(Records from a collection of figures)
────────────────────

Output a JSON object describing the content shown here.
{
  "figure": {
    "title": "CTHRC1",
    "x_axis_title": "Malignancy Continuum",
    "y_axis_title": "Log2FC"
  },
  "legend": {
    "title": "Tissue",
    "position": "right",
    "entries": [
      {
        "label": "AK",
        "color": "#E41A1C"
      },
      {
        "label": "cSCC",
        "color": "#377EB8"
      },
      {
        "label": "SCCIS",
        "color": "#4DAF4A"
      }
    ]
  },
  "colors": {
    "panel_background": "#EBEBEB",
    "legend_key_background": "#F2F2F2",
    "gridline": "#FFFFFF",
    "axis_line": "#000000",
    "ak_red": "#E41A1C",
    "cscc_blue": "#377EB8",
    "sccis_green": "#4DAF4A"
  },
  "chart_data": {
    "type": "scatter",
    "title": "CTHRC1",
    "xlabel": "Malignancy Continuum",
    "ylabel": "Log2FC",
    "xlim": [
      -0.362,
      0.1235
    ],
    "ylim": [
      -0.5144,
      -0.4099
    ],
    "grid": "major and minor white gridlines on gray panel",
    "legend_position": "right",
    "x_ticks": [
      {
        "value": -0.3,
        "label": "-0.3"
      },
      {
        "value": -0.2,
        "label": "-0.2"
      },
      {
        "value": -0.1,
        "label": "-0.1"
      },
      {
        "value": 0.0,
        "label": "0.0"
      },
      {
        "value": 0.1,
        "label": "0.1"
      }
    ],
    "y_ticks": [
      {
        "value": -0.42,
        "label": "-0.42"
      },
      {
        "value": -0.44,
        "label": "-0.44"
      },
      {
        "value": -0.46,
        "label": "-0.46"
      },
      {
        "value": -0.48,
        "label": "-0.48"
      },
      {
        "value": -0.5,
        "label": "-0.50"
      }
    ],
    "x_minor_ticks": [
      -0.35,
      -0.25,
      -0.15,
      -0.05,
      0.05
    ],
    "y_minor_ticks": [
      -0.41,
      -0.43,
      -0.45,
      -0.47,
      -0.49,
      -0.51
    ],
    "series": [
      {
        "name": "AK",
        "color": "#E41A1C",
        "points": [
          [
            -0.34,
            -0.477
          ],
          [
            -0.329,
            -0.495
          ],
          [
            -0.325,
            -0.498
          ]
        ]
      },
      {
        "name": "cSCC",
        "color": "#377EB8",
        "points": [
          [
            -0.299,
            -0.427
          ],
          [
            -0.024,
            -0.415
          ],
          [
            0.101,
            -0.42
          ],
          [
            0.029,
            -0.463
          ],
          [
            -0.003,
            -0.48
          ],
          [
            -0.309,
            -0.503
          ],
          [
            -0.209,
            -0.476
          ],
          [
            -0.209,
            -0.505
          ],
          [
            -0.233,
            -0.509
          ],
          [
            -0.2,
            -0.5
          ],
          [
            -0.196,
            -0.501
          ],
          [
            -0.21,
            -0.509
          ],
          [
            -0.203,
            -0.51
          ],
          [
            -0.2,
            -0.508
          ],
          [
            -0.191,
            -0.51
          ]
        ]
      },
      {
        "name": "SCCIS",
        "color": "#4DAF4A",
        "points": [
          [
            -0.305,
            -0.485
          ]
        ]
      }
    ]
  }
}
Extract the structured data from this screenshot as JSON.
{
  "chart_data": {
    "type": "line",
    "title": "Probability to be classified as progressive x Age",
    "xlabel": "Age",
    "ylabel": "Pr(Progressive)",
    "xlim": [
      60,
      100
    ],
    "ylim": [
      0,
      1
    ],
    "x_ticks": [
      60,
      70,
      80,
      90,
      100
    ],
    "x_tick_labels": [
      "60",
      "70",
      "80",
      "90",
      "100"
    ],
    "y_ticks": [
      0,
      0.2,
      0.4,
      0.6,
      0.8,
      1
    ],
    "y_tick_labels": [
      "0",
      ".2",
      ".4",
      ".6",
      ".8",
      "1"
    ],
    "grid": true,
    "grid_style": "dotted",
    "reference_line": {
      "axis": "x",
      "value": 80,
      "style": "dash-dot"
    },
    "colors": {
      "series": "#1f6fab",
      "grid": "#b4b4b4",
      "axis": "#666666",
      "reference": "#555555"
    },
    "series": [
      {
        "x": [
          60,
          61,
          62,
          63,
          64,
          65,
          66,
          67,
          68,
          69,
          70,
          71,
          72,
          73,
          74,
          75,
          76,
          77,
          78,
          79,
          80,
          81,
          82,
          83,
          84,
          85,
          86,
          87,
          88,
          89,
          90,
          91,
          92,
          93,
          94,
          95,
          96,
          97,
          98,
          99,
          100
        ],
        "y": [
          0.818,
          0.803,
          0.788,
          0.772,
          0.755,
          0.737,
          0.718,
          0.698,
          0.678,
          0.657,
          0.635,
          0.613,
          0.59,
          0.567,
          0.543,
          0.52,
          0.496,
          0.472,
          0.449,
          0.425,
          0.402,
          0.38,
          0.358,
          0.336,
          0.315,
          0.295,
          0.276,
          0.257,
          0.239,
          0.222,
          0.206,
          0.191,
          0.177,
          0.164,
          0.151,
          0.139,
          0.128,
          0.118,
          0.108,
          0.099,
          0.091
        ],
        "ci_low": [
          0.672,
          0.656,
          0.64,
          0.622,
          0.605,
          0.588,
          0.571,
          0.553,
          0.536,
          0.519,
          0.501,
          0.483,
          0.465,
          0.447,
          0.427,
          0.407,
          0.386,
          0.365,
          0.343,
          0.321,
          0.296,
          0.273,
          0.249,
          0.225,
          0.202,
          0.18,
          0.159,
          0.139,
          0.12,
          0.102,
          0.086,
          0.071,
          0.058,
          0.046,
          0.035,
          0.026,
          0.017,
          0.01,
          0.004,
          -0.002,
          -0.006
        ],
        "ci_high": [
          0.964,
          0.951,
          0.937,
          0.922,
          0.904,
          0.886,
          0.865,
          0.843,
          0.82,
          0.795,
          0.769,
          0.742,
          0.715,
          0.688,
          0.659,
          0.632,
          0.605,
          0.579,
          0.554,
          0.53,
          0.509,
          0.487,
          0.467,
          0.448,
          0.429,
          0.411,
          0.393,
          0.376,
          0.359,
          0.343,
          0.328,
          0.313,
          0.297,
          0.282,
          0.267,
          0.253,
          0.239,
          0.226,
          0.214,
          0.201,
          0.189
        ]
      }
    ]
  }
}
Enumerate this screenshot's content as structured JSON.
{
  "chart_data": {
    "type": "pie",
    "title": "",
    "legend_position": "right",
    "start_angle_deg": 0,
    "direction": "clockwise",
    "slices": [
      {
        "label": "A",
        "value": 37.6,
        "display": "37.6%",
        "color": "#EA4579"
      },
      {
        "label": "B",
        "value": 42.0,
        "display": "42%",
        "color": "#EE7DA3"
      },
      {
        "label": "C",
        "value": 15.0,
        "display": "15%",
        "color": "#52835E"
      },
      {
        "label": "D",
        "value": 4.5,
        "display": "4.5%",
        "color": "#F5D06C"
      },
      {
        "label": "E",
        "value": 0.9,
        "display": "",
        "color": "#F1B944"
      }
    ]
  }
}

────────────────────

* TASK OBJECTIVE: Output all of the material exactly as written.

* CORRECT RESPONSE:
Output a JSON object describing the content shown here.
{
  "figure": {
    "title": "CTHRC1",
    "x_axis_title": "Malignancy Continuum",
    "y_axis_title": "Log2FC"
  },
  "legend": {
    "title": "Tissue",
    "position": "right",
    "entries": [
      {
        "label": "AK",
        "color": "#E41A1C"
      },
      {
        "label": "cSCC",
        "color": "#377EB8"
      },
      {
        "label": "SCCIS",
        "color": "#4DAF4A"
      }
    ]
  },
  "colors": {
    "panel_background": "#EBEBEB",
    "legend_key_background": "#F2F2F2",
    "gridline": "#FFFFFF",
    "axis_line": "#000000",
    "ak_red": "#E41A1C",
    "cscc_blue": "#377EB8",
    "sccis_green": "#4DAF4A"
  },
  "chart_data": {
    "type": "scatter",
    "title": "CTHRC1",
    "xlabel": "Malignancy Continuum",
    "ylabel": "Log2FC",
    "xlim": [
      -0.362,
      0.1235
    ],
    "ylim": [
      -0.5144,
      -0.4099
    ],
    "grid": "major and minor white gridlines on gray panel",
    "legend_position": "right",
    "x_ticks": [
      {
        "value": -0.3,
        "label": "-0.3"
      },
      {
        "value": -0.2,
        "label": "-0.2"
      },
      {
        "value": -0.1,
        "label": "-0.1"
      },
      {
        "value": 0.0,
        "label": "0.0"
      },
      {
        "value": 0.1,
        "label": "0.1"
      }
    ],
    "y_ticks": [
      {
        "value": -0.42,
        "label": "-0.42"
      },
      {
        "value": -0.44,
        "label": "-0.44"
      },
      {
        "value": -0.46,
        "label": "-0.46"
      },
      {
        "value": -0.48,
        "label": "-0.48"
      },
      {
        "value": -0.5,
        "label": "-0.50"
      }
    ],
    "x_minor_ticks": [
      -0.35,
      -0.25,
      -0.15,
      -0.05,
      0.05
    ],
    "y_minor_ticks": [
      -0.41,
      -0.43,
      -0.45,
      -0.47,
      -0.49,
      -0.51
    ],
    "series": [
      {
        "name": "AK",
        "color": "#E41A1C",
        "points": [
          [
            -0.34,
            -0.477
          ],
          [
            -0.329,
            -0.495
          ],
          [
            -0.325,
            -0.498
          ]
        ]
      },
      {
        "name": "cSCC",
        "color": "#377EB8",
        "points": [
          [
            -0.299,
            -0.427
          ],
          [
            -0.024,
            -0.415
          ],
          [
            0.101,
            -0.42
          ],
          [
            0.029,
            -0.463
          ],
          [
            -0.003,
            -0.48
          ],
          [
            -0.309,
            -0.503
          ],
          [
            -0.209,
            -0.476
          ],
          [
            -0.209,
            -0.505
          ],
          [
            -0.233,
            -0.509
          ],
          [
            -0.2,
            -0.5
          ],
          [
            -0.196,
            -0.501
          ],
          [
            -0.21,
            -0.509
          ],
          [
            -0.203,
            -0.51
          ],
          [
            -0.2,
            -0.508
          ],
          [
            -0.191,
            -0.51
          ]
        ]
      },
      {
        "name": "SCCIS",
        "color": "#4DAF4A",
        "points": [
          [
            -0.305,
            -0.485
          ]
        ]
      }
    ]
  }
}
Extract the structured data from this screenshot as JSON.
{
  "chart_data": {
    "type": "line",
    "title": "Probability to be classified as progressive x Age",
    "xlabel": "Age",
    "ylabel": "Pr(Progressive)",
    "xlim": [
      60,
      100
    ],
    "ylim": [
      0,
      1
    ],
    "x_ticks": [
      60,
      70,
      80,
      90,
      100
    ],
    "x_tick_labels": [
      "60",
      "70",
      "80",
      "90",
      "100"
    ],
    "y_ticks": [
      0,
      0.2,
      0.4,
      0.6,
      0.8,
      1
    ],
    "y_tick_labels": [
      "0",
      ".2",
      ".4",
      ".6",
      ".8",
      "1"
    ],
    "grid": true,
    "grid_style": "dotted",
    "reference_line": {
      "axis": "x",
      "value": 80,
      "style": "dash-dot"
    },
    "colors": {
      "series": "#1f6fab",
      "grid": "#b4b4b4",
      "axis": "#666666",
      "reference": "#555555"
    },
    "series": [
      {
        "x": [
          60,
          61,
          62,
          63,
          64,
          65,
          66,
          67,
          68,
          69,
          70,
          71,
          72,
          73,
          74,
          75,
          76,
          77,
          78,
          79,
          80,
          81,
          82,
          83,
          84,
          85,
          86,
          87,
          88,
          89,
          90,
          91,
          92,
          93,
          94,
          95,
          96,
          97,
          98,
          99,
          100
        ],
        "y": [
          0.818,
          0.803,
          0.788,
          0.772,
          0.755,
          0.737,
          0.718,
          0.698,
          0.678,
          0.657,
          0.635,
          0.613,
          0.59,
          0.567,
          0.543,
          0.52,
          0.496,
          0.472,
          0.449,
          0.425,
          0.402,
          0.38,
          0.358,
          0.336,
          0.315,
          0.295,
          0.276,
          0.257,
          0.239,
          0.222,
          0.206,
          0.191,
          0.177,
          0.164,
          0.151,
          0.139,
          0.128,
          0.118,
          0.108,
          0.099,
          0.091
        ],
        "ci_low": [
          0.672,
          0.656,
          0.64,
          0.622,
          0.605,
          0.588,
          0.571,
          0.553,
          0.536,
          0.519,
          0.501,
          0.483,
          0.465,
          0.447,
          0.427,
          0.407,
          0.386,
          0.365,
          0.343,
          0.321,
          0.296,
          0.273,
          0.249,
          0.225,
          0.202,
          0.18,
          0.159,
          0.139,
          0.12,
          0.102,
          0.086,
          0.071,
          0.058,
          0.046,
          0.035,
          0.026,
          0.017,
          0.01,
          0.004,
          -0.002,
          -0.006
        ],
        "ci_high": [
          0.964,
          0.951,
          0.937,
          0.922,
          0.904,
          0.886,
          0.865,
          0.843,
          0.82,
          0.795,
          0.769,
          0.742,
          0.715,
          0.688,
          0.659,
          0.632,
          0.605,
          0.579,
          0.554,
          0.53,
          0.509,
          0.487,
          0.467,
          0.448,
          0.429,
          0.411,
          0.393,
          0.376,
          0.359,
          0.343,
          0.328,
          0.313,
          0.297,
          0.282,
          0.267,
          0.253,
          0.239,
          0.226,
          0.214,
          0.201,
          0.189
        ]
      }
    ]
  }
}
Enumerate this screenshot's content as structured JSON.
{
  "chart_data": {
    "type": "pie",
    "title": "",
    "legend_position": "right",
    "start_angle_deg": 0,
    "direction": "clockwise",
    "slices": [
      {
        "label": "A",
        "value": 37.6,
        "display": "37.6%",
        "color": "#EA4579"
      },
      {
        "label": "B",
        "value": 42.0,
        "display": "42%",
        "color": "#EE7DA3"
      },
      {
        "label": "C",
        "value": 15.0,
        "display": "15%",
        "color": "#52835E"
      },
      {
        "label": "D",
        "value": 4.5,
        "display": "4.5%",
        "color": "#F5D06C"
      },
      {
        "label": "E",
        "value": 0.9,
        "display": "",
        "color": "#F1B944"
      }
    ]
  }
}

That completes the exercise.